» **STATED TASK**:
Extract the text of every entry below exactly; leave images out.

Data records:
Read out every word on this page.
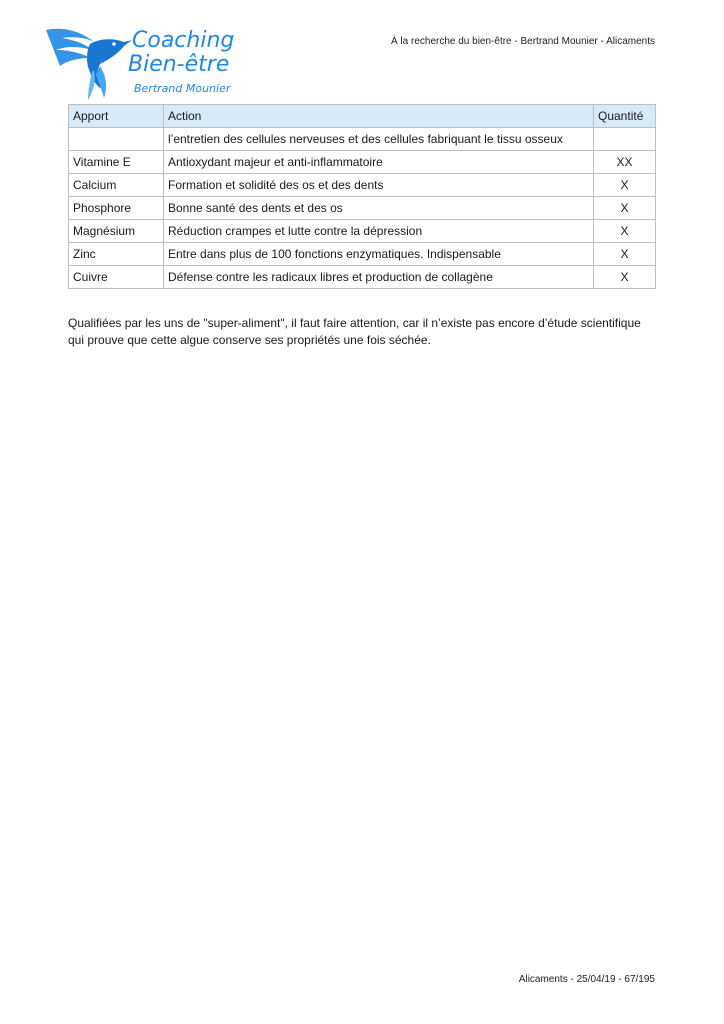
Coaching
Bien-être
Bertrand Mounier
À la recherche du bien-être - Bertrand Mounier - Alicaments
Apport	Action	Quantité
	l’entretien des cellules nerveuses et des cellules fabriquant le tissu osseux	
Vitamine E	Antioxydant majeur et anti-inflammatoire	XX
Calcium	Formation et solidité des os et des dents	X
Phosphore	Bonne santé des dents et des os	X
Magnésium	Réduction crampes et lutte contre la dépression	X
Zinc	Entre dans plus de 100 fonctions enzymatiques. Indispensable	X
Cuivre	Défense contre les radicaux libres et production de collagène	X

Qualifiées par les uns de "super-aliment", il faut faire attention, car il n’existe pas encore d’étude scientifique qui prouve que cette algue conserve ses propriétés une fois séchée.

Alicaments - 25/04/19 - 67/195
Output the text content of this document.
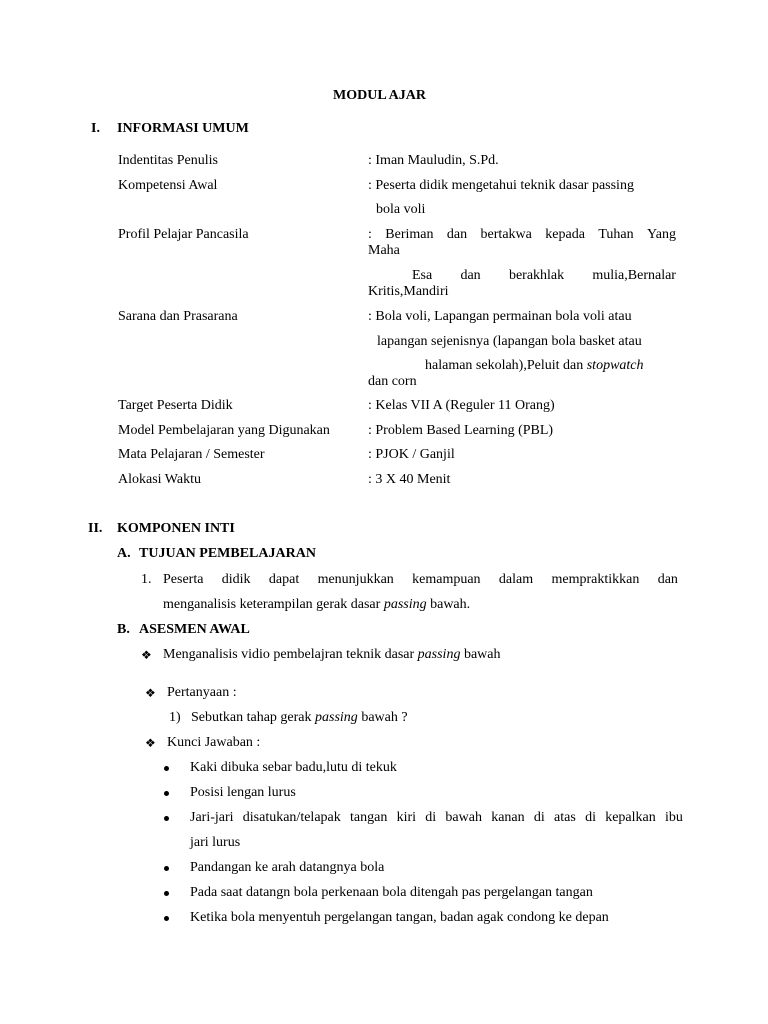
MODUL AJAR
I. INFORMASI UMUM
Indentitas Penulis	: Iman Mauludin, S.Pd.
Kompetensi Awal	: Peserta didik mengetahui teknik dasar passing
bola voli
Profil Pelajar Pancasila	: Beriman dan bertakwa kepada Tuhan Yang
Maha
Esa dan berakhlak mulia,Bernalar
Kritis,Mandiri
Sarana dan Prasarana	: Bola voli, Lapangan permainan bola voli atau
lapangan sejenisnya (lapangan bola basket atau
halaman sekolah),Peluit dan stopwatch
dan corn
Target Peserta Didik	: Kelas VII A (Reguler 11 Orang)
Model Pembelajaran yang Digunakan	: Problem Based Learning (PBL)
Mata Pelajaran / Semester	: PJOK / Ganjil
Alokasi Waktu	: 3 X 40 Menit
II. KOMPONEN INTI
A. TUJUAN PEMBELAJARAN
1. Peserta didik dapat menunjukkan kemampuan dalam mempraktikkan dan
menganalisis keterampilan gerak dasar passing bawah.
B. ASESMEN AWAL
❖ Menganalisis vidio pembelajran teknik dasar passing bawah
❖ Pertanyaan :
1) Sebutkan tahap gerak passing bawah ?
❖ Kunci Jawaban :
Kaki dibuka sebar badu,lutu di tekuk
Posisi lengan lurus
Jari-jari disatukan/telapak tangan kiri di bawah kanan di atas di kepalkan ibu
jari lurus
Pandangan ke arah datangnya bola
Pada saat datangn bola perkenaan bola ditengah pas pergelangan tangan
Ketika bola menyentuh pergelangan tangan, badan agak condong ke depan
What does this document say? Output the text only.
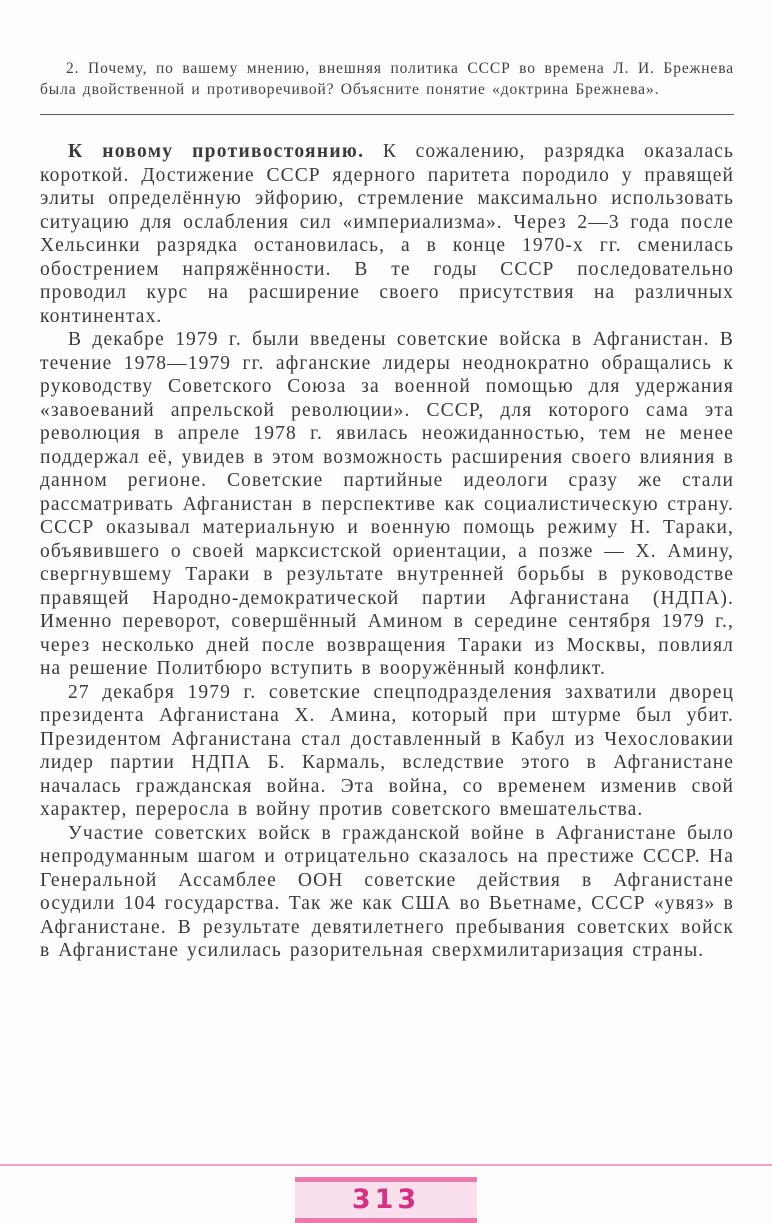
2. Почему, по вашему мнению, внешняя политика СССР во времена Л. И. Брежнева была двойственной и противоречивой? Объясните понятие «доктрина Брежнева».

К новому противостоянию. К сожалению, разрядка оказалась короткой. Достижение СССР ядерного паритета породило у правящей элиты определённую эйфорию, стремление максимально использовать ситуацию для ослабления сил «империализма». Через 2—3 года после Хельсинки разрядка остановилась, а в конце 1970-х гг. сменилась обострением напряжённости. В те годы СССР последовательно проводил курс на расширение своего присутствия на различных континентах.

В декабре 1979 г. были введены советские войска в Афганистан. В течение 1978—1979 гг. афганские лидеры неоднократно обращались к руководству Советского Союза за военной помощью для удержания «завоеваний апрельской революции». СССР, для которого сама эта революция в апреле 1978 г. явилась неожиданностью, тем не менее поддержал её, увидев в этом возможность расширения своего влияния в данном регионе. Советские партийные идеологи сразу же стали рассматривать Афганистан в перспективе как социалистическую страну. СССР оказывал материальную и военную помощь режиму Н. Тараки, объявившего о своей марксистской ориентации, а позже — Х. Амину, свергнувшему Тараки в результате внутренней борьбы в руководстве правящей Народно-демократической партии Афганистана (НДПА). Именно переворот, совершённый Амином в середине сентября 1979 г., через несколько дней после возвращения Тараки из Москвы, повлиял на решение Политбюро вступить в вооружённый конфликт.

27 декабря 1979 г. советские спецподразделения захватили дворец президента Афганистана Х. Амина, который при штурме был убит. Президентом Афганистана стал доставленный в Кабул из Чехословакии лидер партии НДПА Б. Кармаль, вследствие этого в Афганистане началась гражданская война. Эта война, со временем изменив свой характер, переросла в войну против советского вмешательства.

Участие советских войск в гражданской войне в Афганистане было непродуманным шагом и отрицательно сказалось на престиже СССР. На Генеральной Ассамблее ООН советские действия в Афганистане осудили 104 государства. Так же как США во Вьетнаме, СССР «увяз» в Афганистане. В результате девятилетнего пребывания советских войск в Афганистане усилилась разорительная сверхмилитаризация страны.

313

» **EXERCISE ANSWER**:
Read out every word on this page.
Coaching
Bien-être
Bertrand Mounier
À la recherche du bien-être - Bertrand Mounier - Alicaments
Apport	Action	Quantité
	l’entretien des cellules nerveuses et des cellules fabriquant le tissu osseux	
Vitamine E	Antioxydant majeur et anti-inflammatoire	XX
Calcium	Formation et solidité des os et des dents	X
Phosphore	Bonne santé des dents et des os	X
Magnésium	Réduction crampes et lutte contre la dépression	X
Zinc	Entre dans plus de 100 fonctions enzymatiques. Indispensable	X
Cuivre	Défense contre les radicaux libres et production de collagène	X

Qualifiées par les uns de "super-aliment", il faut faire attention, car il n’existe pas encore d’étude scientifique qui prouve que cette algue conserve ses propriétés une fois séchée.

Alicaments - 25/04/19 - 67/195
Output the text content of this document.
MODUL AJAR
I. INFORMASI UMUM
Indentitas Penulis	: Iman Mauludin, S.Pd.
Kompetensi Awal	: Peserta didik mengetahui teknik dasar passing
bola voli
Profil Pelajar Pancasila	: Beriman dan bertakwa kepada Tuhan Yang
Maha
Esa dan berakhlak mulia,Bernalar
Kritis,Mandiri
Sarana dan Prasarana	: Bola voli, Lapangan permainan bola voli atau
lapangan sejenisnya (lapangan bola basket atau
halaman sekolah),Peluit dan stopwatch
dan corn
Target Peserta Didik	: Kelas VII A (Reguler 11 Orang)
Model Pembelajaran yang Digunakan	: Problem Based Learning (PBL)
Mata Pelajaran / Semester	: PJOK / Ganjil
Alokasi Waktu	: 3 X 40 Menit
II. KOMPONEN INTI
A. TUJUAN PEMBELAJARAN
1. Peserta didik dapat menunjukkan kemampuan dalam mempraktikkan dan
menganalisis keterampilan gerak dasar passing bawah.
B. ASESMEN AWAL
❖ Menganalisis vidio pembelajran teknik dasar passing bawah
❖ Pertanyaan :
1) Sebutkan tahap gerak passing bawah ?
❖ Kunci Jawaban :
Kaki dibuka sebar badu,lutu di tekuk
Posisi lengan lurus
Jari-jari disatukan/telapak tangan kiri di bawah kanan di atas di kepalkan ibu
jari lurus
Pandangan ke arah datangnya bola
Pada saat datangn bola perkenaan bola ditengah pas pergelangan tangan
Ketika bola menyentuh pergelangan tangan, badan agak condong ke depan
What does this document say? Output the text only.
2. Почему, по вашему мнению, внешняя политика СССР во времена Л. И. Брежнева была двойственной и противоречивой? Объясните понятие «доктрина Брежнева».

К новому противостоянию. К сожалению, разрядка оказалась короткой. Достижение СССР ядерного паритета породило у правящей элиты определённую эйфорию, стремление максимально использовать ситуацию для ослабления сил «империализма». Через 2—3 года после Хельсинки разрядка остановилась, а в конце 1970-х гг. сменилась обострением напряжённости. В те годы СССР последовательно проводил курс на расширение своего присутствия на различных континентах.

В декабре 1979 г. были введены советские войска в Афганистан. В течение 1978—1979 гг. афганские лидеры неоднократно обращались к руководству Советского Союза за военной помощью для удержания «завоеваний апрельской революции». СССР, для которого сама эта революция в апреле 1978 г. явилась неожиданностью, тем не менее поддержал её, увидев в этом возможность расширения своего влияния в данном регионе. Советские партийные идеологи сразу же стали рассматривать Афганистан в перспективе как социалистическую страну. СССР оказывал материальную и военную помощь режиму Н. Тараки, объявившего о своей марксистской ориентации, а позже — Х. Амину, свергнувшему Тараки в результате внутренней борьбы в руководстве правящей Народно-демократической партии Афганистана (НДПА). Именно переворот, совершённый Амином в середине сентября 1979 г., через несколько дней после возвращения Тараки из Москвы, повлиял на решение Политбюро вступить в вооружённый конфликт.

27 декабря 1979 г. советские спецподразделения захватили дворец президента Афганистана Х. Амина, который при штурме был убит. Президентом Афганистана стал доставленный в Кабул из Чехословакии лидер партии НДПА Б. Кармаль, вследствие этого в Афганистане началась гражданская война. Эта война, со временем изменив свой характер, переросла в войну против советского вмешательства.

Участие советских войск в гражданской войне в Афганистане было непродуманным шагом и отрицательно сказалось на престиже СССР. На Генеральной Ассамблее ООН советские действия в Афганистане осудили 104 государства. Так же как США во Вьетнаме, СССР «увяз» в Афганистане. В результате девятилетнего пребывания советских войск в Афганистане усилилась разорительная сверхмилитаризация страны.

313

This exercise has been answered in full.